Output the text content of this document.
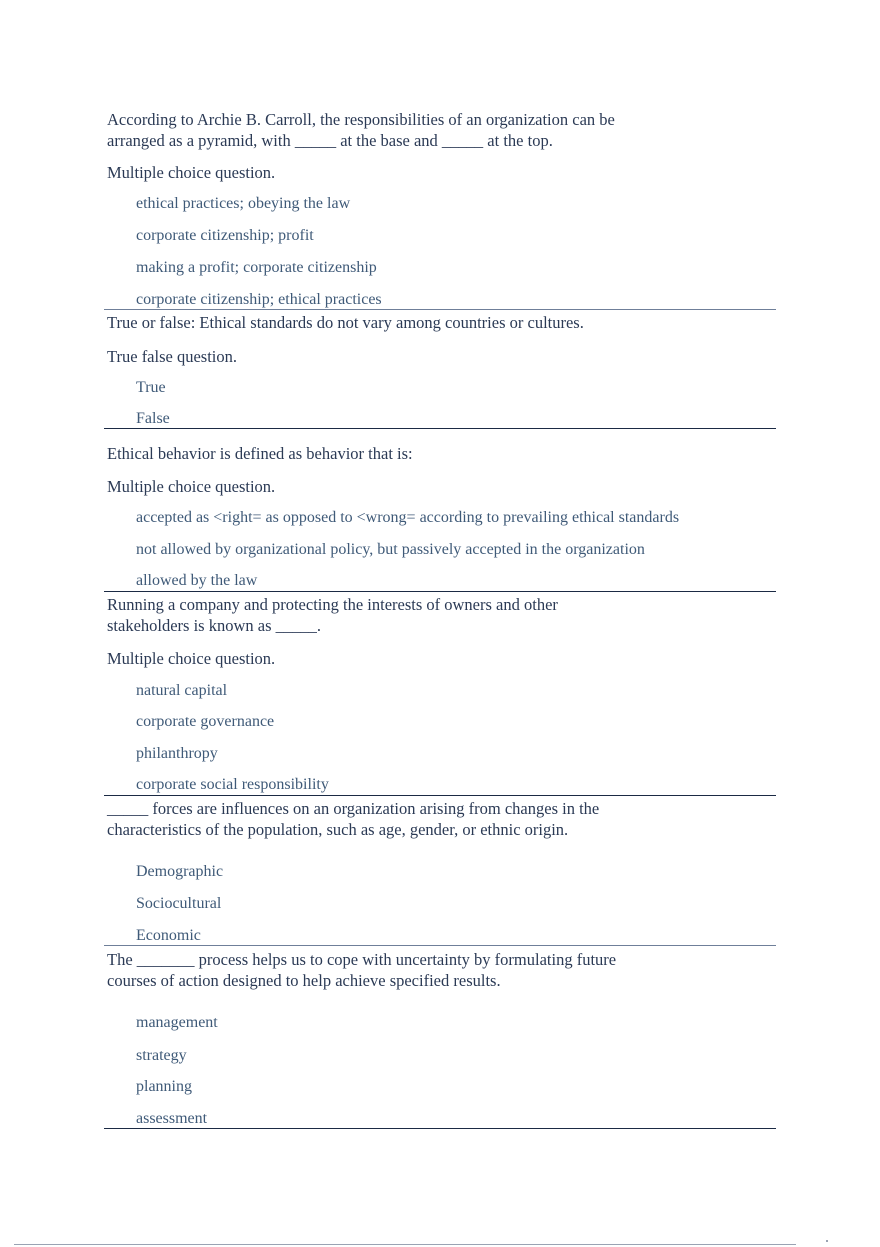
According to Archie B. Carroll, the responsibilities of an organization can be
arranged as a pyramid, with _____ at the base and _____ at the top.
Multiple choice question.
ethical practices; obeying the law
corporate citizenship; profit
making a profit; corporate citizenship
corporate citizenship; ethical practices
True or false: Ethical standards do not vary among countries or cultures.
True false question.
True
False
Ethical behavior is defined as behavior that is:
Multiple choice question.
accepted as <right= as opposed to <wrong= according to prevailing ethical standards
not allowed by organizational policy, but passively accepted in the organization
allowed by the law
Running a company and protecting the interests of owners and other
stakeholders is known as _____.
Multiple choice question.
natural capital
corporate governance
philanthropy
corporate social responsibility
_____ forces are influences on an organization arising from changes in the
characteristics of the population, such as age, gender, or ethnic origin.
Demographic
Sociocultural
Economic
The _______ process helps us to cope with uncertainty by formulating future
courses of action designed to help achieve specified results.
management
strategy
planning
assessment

------------------------------------------------

Direction: Go through the records and copy each line with "accepted" in it.

Exercise result:
accepted as <right= as opposed to <wrong= according to prevailing ethical standards
not allowed by organizational policy, but passively accepted in the organization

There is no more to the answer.